▶ **What to produce**
Below are some records. Count the lines with "JSON" in them and give nothing but the total.

▶ **Provided information**

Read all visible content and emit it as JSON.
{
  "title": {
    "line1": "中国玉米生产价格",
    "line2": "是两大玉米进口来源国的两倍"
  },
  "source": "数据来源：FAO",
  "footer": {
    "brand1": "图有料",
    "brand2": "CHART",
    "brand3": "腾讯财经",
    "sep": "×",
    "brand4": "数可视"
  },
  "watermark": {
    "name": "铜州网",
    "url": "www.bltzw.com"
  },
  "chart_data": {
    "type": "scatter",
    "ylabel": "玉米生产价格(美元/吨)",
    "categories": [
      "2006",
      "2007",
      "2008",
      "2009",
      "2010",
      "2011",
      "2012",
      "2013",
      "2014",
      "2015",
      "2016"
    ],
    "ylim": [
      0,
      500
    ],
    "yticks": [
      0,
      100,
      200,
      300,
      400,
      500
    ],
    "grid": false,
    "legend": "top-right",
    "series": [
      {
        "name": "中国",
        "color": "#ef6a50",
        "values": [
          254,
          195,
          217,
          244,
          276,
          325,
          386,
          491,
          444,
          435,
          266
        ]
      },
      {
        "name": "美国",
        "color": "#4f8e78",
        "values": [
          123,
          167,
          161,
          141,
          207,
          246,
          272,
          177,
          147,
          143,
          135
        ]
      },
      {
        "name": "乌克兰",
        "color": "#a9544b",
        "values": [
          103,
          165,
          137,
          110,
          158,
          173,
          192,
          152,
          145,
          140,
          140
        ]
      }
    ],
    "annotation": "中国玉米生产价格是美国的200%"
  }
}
* * *
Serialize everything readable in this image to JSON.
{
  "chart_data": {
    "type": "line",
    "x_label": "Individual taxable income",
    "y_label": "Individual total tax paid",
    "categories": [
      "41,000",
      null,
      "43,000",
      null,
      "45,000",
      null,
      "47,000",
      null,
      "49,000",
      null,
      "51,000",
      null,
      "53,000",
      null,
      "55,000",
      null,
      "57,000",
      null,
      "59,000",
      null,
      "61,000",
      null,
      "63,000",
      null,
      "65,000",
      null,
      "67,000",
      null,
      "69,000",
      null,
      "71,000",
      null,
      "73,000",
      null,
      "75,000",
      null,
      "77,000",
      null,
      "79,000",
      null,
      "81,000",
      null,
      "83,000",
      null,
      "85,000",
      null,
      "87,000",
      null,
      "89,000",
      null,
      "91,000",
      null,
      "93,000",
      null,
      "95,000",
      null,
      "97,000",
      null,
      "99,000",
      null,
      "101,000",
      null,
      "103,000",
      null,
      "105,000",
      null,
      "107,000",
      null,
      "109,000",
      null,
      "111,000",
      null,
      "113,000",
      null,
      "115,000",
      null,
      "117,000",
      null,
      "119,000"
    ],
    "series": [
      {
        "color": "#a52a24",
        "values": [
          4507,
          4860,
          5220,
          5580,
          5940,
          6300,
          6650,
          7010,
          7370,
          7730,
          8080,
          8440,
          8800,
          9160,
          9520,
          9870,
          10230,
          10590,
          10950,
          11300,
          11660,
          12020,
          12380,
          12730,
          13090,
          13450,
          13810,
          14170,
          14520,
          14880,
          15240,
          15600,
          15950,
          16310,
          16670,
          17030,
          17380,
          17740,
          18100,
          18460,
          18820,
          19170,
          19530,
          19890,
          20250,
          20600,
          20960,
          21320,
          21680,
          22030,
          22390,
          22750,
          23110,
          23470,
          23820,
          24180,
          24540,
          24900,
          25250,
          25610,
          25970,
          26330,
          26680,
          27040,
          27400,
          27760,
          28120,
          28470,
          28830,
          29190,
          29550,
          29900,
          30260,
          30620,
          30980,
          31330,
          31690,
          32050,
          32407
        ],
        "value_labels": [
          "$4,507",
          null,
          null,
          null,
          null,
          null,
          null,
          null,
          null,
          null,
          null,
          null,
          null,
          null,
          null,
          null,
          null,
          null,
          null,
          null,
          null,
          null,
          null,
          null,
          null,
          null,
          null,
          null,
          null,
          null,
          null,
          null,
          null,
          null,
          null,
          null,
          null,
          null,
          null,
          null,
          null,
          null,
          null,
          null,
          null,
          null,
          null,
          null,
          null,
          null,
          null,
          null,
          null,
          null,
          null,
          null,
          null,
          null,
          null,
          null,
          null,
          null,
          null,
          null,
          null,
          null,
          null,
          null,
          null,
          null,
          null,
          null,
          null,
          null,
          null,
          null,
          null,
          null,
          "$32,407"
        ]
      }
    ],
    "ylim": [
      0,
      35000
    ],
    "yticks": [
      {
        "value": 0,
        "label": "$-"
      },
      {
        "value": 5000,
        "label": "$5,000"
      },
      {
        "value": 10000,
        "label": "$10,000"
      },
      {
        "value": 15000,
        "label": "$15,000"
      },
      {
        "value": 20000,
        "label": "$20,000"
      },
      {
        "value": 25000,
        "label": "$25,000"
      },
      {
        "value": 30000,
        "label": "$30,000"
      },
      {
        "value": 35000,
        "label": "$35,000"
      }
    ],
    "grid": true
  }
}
--
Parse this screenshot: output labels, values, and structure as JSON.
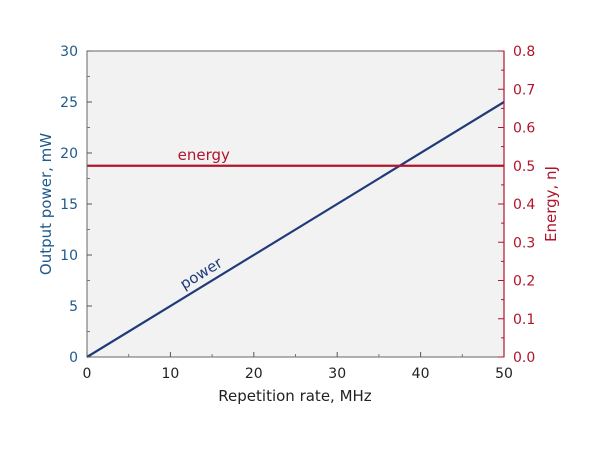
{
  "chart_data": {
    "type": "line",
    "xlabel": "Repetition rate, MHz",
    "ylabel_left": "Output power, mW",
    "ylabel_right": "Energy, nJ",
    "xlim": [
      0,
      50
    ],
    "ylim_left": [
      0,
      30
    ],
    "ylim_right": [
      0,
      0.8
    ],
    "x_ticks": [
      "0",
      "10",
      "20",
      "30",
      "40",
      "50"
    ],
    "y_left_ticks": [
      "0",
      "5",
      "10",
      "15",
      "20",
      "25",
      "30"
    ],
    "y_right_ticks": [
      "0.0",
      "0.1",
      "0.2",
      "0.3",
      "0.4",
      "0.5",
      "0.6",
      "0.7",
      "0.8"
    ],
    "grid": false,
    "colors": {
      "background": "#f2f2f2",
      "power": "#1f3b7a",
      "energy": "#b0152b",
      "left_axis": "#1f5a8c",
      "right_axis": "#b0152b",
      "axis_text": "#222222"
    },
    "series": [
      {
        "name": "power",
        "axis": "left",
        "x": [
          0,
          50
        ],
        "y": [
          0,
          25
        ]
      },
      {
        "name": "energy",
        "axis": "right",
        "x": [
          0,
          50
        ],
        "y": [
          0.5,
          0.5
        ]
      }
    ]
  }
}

▶ **The answer**
3